> Problem requirements
Find all lines in the records that include the word "泰格豪雅", and copy them out.

══ Given records ══

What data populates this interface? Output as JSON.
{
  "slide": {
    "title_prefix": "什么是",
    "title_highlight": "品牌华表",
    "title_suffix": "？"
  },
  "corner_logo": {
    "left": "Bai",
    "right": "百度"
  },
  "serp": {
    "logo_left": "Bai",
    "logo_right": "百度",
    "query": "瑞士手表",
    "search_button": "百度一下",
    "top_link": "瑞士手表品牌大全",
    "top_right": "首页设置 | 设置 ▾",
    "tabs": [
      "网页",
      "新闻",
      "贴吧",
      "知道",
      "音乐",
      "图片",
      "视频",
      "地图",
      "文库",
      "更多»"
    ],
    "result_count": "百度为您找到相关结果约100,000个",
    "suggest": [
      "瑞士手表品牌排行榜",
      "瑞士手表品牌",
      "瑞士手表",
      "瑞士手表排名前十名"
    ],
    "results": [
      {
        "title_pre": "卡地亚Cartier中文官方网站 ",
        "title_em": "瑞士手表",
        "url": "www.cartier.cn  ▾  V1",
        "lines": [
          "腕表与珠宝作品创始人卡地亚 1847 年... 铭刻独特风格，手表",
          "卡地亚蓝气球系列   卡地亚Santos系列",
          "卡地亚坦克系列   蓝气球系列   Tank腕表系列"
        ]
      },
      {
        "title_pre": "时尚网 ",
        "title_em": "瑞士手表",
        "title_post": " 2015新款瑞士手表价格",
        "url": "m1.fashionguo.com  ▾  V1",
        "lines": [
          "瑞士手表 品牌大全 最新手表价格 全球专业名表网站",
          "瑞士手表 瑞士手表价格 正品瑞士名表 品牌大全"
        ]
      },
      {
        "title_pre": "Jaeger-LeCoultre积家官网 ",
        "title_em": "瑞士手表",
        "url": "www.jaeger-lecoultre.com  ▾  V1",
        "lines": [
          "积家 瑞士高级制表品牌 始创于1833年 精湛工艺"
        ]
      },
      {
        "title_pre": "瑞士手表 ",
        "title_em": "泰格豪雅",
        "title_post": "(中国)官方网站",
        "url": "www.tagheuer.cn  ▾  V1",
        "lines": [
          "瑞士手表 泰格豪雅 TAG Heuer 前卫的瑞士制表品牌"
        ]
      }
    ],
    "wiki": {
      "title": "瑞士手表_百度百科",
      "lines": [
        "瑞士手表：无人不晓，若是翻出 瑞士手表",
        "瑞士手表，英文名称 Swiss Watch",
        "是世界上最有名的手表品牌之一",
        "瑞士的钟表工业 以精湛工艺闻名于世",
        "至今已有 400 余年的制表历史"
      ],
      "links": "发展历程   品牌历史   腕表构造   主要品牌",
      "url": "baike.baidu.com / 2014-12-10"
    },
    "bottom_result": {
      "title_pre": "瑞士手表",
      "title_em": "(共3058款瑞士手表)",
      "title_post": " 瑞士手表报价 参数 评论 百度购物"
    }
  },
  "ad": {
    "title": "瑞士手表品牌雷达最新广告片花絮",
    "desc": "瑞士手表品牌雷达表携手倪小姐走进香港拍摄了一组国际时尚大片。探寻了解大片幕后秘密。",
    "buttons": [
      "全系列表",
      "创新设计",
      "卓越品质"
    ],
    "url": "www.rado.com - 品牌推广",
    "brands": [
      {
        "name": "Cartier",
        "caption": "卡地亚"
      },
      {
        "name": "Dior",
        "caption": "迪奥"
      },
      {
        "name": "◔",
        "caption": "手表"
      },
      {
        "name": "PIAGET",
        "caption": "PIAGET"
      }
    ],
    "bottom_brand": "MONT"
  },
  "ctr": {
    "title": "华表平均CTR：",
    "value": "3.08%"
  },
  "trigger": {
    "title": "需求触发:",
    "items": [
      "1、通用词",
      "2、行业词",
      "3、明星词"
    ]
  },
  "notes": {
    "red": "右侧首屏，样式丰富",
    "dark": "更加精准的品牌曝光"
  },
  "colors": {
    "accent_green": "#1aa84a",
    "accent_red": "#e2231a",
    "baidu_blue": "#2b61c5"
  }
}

═══

> Full answer
        "title_em": "泰格豪雅",
          "瑞士手表 泰格豪雅 TAG Heuer 前卫的瑞士制表品牌"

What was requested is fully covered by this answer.